• SOURCE RECORDS:
#####
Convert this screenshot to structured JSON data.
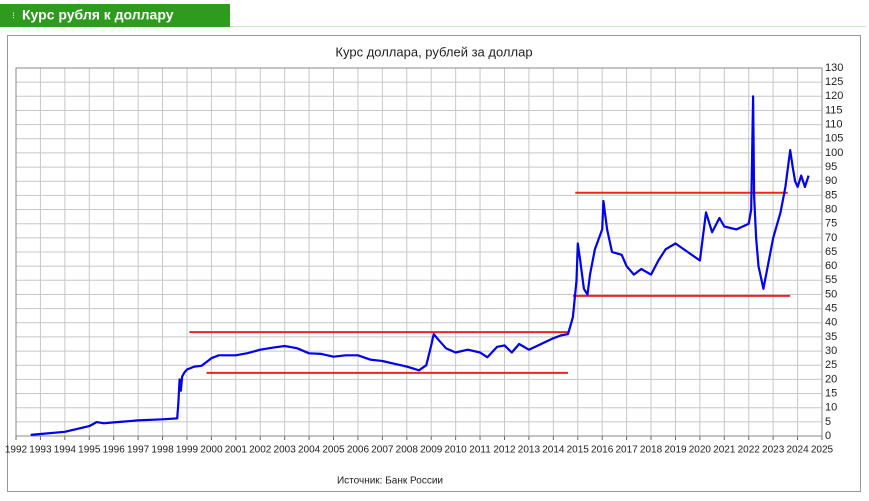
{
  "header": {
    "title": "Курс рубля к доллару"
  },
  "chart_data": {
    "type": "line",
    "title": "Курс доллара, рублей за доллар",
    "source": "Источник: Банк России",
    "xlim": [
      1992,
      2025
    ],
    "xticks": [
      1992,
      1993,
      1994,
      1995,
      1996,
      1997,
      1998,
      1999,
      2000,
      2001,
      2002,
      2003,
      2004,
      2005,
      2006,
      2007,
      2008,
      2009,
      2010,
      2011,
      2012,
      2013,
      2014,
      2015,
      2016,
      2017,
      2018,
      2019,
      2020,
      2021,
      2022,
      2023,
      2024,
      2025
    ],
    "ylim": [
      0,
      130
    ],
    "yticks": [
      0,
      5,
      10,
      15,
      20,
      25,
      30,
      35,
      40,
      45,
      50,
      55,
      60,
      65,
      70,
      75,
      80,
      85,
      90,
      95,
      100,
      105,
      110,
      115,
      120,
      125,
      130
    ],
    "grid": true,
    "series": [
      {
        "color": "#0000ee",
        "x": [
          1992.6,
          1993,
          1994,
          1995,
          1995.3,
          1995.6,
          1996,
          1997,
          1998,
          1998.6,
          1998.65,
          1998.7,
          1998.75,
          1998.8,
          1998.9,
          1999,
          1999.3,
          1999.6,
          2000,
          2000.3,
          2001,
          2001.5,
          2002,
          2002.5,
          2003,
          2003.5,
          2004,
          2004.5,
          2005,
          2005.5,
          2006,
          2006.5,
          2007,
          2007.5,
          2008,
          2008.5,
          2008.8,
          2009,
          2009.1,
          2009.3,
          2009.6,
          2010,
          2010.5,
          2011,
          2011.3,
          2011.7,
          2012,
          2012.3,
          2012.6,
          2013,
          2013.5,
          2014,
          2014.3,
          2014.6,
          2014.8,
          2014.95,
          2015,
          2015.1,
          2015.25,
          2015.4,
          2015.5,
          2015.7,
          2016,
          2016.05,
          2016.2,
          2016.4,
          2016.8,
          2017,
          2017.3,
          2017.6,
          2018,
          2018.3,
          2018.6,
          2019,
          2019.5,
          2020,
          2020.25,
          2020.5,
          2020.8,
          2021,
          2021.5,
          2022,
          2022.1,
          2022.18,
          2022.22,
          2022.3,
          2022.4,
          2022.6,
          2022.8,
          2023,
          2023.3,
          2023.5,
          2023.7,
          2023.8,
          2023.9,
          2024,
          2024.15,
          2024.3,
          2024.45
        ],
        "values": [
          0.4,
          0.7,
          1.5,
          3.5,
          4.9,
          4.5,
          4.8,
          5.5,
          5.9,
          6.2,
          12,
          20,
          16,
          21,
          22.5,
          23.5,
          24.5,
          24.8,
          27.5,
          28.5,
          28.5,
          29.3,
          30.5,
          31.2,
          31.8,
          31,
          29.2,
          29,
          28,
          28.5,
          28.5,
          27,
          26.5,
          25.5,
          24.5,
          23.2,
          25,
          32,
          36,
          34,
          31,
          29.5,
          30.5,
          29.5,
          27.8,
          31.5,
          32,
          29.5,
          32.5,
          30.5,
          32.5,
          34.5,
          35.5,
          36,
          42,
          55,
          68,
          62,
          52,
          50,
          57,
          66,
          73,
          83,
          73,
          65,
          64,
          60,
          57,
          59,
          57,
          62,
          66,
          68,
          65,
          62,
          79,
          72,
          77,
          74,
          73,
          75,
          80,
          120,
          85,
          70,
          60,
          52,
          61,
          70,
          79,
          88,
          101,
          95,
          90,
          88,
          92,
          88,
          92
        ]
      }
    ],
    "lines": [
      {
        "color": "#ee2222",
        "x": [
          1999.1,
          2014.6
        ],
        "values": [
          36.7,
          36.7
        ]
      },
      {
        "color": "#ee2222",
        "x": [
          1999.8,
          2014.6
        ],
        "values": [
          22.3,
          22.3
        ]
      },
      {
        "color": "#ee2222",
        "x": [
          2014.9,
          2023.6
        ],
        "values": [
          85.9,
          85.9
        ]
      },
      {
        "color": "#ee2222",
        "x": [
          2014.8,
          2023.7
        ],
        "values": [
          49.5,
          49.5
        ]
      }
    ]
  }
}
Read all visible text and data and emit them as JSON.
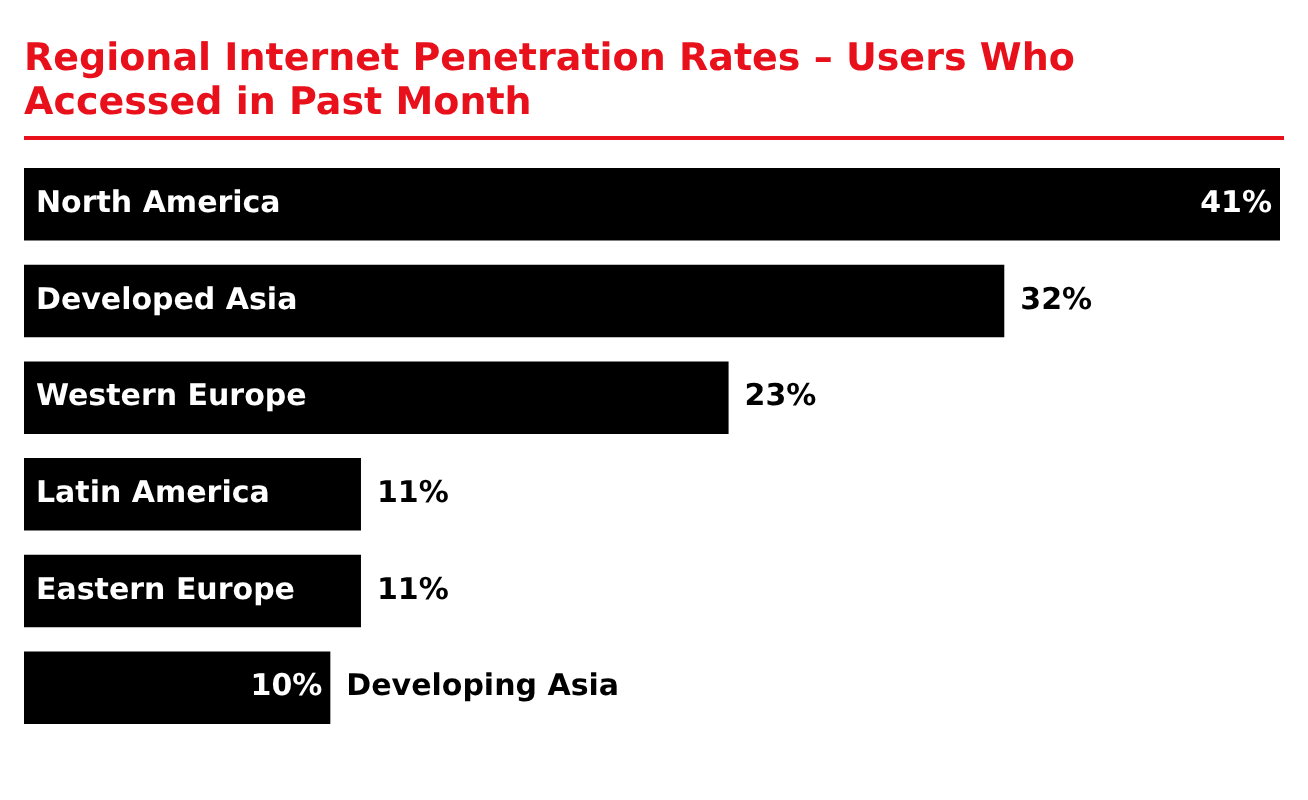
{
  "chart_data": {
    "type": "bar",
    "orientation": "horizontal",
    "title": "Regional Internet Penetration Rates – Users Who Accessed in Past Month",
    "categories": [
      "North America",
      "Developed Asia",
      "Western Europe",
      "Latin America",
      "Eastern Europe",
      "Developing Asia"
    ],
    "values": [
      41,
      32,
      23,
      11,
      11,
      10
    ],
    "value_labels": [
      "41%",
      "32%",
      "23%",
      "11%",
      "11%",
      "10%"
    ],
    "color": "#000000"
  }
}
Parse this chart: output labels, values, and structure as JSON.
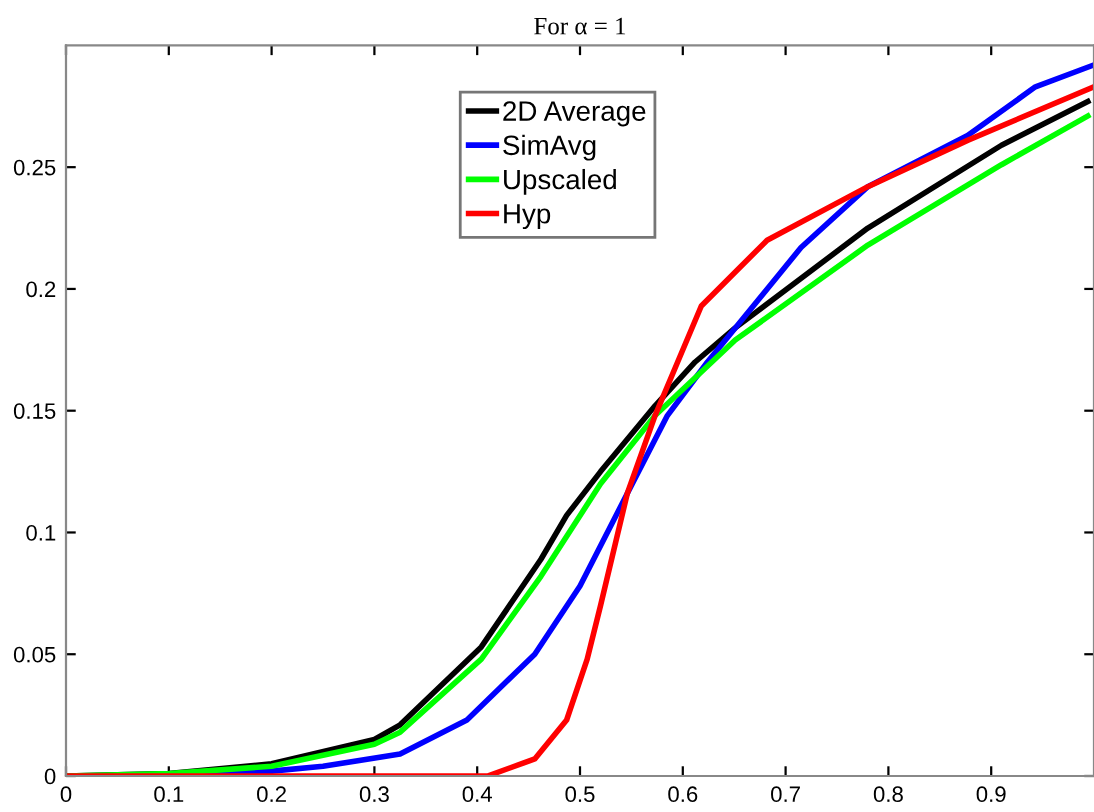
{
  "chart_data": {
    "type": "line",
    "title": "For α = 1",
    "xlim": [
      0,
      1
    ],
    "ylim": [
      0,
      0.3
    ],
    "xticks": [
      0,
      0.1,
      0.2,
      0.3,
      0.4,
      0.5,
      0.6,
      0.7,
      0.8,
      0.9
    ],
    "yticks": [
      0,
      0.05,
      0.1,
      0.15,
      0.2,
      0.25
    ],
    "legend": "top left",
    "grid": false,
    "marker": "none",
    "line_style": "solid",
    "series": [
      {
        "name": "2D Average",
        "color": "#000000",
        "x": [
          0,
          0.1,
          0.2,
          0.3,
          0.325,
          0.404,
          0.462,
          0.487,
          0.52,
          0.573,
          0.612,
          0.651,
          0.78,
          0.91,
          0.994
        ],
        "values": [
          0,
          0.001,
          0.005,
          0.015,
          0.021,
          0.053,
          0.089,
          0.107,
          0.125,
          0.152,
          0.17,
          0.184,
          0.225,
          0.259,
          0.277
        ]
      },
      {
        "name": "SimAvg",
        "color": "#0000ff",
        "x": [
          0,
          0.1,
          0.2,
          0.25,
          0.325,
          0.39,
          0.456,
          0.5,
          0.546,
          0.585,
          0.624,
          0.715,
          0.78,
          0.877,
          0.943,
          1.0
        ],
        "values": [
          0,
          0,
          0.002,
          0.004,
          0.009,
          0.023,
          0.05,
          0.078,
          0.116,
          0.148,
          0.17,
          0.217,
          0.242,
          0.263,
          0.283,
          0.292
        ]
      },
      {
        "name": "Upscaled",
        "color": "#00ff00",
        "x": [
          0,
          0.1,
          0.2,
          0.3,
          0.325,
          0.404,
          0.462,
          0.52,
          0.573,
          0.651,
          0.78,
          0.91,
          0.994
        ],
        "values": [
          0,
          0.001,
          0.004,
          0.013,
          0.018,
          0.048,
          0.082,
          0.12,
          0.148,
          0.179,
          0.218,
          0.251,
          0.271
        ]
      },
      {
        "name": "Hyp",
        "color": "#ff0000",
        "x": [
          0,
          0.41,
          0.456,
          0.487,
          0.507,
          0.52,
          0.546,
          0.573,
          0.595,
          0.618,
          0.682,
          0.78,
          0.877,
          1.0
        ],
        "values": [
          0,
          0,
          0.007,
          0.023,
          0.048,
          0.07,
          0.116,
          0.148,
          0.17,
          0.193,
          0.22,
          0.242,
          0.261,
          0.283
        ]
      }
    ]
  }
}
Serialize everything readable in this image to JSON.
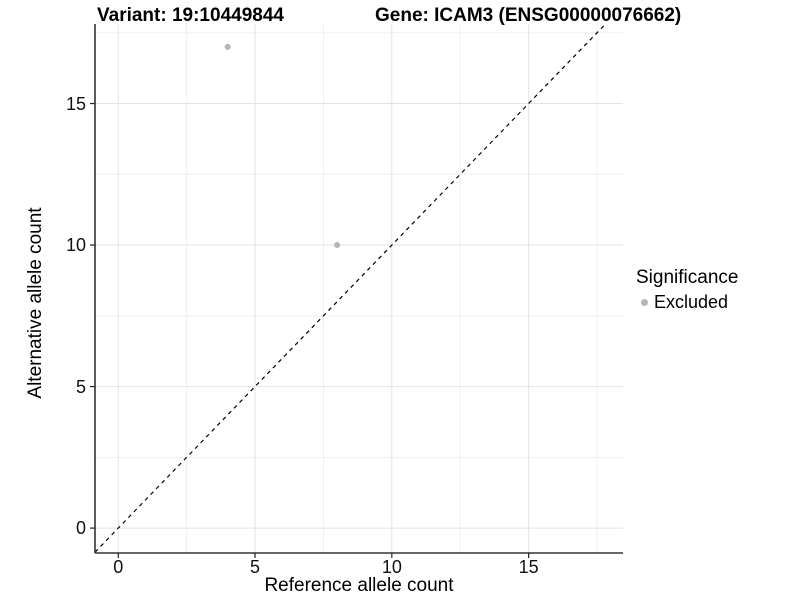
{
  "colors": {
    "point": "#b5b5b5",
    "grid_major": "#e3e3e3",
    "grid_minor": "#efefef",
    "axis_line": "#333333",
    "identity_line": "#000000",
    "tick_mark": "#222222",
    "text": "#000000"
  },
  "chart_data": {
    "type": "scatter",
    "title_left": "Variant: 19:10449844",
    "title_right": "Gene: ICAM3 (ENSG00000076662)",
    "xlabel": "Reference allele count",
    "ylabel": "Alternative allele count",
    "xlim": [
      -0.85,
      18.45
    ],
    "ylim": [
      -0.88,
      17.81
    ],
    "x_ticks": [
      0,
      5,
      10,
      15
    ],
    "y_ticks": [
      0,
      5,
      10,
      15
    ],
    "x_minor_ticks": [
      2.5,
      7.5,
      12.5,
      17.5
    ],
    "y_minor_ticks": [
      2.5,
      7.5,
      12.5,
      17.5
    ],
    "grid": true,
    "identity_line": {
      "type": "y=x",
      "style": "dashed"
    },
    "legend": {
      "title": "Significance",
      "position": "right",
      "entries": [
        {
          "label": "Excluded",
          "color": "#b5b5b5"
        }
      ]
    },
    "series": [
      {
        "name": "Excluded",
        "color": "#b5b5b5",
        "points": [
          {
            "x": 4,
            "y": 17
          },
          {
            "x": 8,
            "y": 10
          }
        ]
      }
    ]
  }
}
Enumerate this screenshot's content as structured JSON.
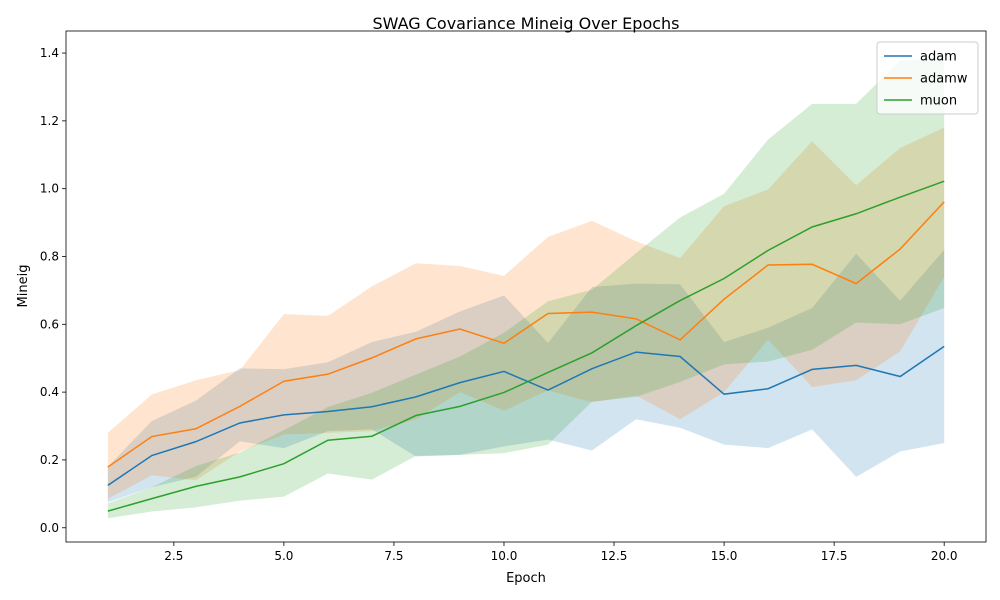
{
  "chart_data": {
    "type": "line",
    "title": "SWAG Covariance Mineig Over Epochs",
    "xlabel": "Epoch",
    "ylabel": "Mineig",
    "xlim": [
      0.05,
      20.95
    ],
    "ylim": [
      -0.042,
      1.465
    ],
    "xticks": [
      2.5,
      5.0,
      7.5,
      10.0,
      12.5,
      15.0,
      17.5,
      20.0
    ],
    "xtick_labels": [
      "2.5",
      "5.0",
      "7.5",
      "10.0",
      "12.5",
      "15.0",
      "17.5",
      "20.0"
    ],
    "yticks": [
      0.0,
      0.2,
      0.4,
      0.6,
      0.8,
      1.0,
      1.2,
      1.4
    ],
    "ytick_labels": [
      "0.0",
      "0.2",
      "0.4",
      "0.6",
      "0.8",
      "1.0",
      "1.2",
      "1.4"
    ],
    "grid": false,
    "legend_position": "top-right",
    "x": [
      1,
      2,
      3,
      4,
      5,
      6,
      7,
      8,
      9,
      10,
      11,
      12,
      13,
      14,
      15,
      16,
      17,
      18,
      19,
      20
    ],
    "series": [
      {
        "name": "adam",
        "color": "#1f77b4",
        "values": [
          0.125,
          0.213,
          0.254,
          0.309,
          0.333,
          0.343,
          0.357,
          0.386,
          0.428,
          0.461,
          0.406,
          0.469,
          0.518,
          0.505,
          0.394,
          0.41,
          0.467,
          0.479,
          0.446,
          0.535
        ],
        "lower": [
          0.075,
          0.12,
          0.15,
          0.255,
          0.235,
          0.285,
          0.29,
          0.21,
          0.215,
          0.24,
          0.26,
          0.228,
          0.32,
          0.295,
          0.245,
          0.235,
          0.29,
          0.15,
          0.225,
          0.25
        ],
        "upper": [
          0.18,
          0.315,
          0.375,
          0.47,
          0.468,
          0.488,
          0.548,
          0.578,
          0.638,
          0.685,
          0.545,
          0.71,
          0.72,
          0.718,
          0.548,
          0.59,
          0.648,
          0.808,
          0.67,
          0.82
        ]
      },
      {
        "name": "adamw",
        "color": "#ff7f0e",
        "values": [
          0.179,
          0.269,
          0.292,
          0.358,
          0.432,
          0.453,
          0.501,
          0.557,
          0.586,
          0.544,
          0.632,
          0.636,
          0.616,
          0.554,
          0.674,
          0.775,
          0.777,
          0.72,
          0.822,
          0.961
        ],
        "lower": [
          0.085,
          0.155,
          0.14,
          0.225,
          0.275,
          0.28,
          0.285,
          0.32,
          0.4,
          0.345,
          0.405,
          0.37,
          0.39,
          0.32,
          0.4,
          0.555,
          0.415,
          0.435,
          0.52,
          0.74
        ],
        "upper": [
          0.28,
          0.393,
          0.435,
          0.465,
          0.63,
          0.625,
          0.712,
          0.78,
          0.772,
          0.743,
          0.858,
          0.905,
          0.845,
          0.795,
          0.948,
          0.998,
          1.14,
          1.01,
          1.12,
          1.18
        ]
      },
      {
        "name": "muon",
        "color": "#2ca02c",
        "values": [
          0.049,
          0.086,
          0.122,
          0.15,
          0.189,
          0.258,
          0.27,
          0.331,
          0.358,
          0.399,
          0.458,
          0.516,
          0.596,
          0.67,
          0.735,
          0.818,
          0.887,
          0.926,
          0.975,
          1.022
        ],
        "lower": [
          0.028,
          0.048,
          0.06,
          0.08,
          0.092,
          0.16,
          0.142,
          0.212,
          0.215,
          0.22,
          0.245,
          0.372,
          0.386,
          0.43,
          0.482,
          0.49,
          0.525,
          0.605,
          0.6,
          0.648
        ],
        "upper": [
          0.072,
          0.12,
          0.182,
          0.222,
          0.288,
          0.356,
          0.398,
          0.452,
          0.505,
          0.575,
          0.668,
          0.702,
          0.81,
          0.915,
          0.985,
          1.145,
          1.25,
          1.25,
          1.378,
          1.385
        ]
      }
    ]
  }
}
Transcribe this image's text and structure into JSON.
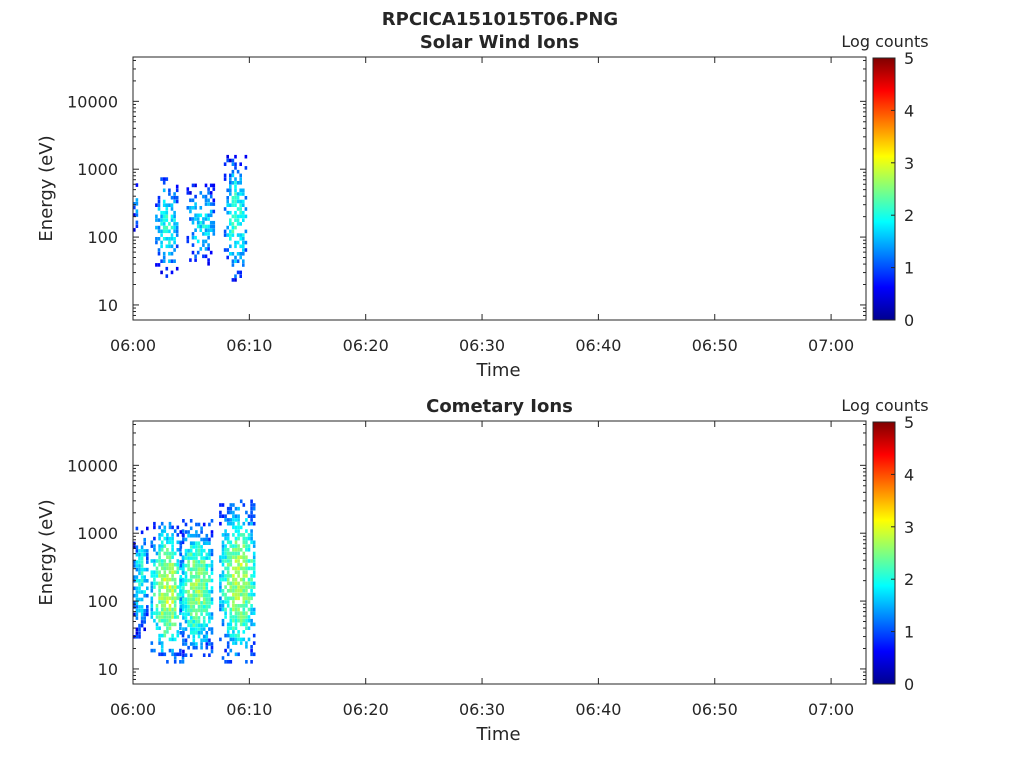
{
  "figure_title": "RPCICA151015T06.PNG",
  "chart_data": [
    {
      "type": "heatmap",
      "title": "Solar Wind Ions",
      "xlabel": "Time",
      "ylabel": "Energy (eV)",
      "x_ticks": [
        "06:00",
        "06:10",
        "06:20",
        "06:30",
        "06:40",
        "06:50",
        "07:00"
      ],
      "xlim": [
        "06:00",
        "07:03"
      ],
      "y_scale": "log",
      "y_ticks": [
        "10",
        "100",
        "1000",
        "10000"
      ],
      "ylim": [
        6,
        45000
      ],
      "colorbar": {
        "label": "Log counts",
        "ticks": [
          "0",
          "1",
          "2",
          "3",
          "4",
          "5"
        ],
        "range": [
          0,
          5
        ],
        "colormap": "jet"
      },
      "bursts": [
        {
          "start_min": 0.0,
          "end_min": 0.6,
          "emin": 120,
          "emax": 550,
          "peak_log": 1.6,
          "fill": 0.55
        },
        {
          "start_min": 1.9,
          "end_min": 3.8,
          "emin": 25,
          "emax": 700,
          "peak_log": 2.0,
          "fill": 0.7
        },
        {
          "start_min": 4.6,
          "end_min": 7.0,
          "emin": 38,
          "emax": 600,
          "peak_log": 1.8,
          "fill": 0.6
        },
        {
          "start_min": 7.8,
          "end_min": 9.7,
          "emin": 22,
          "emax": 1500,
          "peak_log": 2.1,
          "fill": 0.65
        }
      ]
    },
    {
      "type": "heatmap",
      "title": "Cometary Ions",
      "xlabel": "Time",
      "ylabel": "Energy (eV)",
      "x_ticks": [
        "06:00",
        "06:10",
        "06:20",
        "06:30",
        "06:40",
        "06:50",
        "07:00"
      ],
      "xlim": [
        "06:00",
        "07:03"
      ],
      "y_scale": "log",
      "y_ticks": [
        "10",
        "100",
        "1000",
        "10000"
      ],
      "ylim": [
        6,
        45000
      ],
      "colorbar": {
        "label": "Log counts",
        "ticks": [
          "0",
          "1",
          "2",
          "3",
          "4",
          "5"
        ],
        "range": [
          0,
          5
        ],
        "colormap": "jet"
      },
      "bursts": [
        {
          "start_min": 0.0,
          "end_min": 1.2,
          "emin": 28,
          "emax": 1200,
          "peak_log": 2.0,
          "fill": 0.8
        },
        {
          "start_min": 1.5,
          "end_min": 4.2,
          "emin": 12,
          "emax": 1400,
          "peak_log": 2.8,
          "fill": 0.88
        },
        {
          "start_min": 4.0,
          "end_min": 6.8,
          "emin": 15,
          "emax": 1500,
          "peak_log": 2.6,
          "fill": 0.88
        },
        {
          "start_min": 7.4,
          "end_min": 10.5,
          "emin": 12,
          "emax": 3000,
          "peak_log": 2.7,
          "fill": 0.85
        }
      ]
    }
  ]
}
#####
• EXERCISE REQUIREMENTS: Copy every line from the entries that contains the word "fill".

• SOLUTION TO THIS PROBLEM:
          "fill": 0.55
          "fill": 0.7
          "fill": 0.6
          "fill": 0.65
          "fill": 0.8
          "fill": 0.88
          "fill": 0.88
          "fill": 0.85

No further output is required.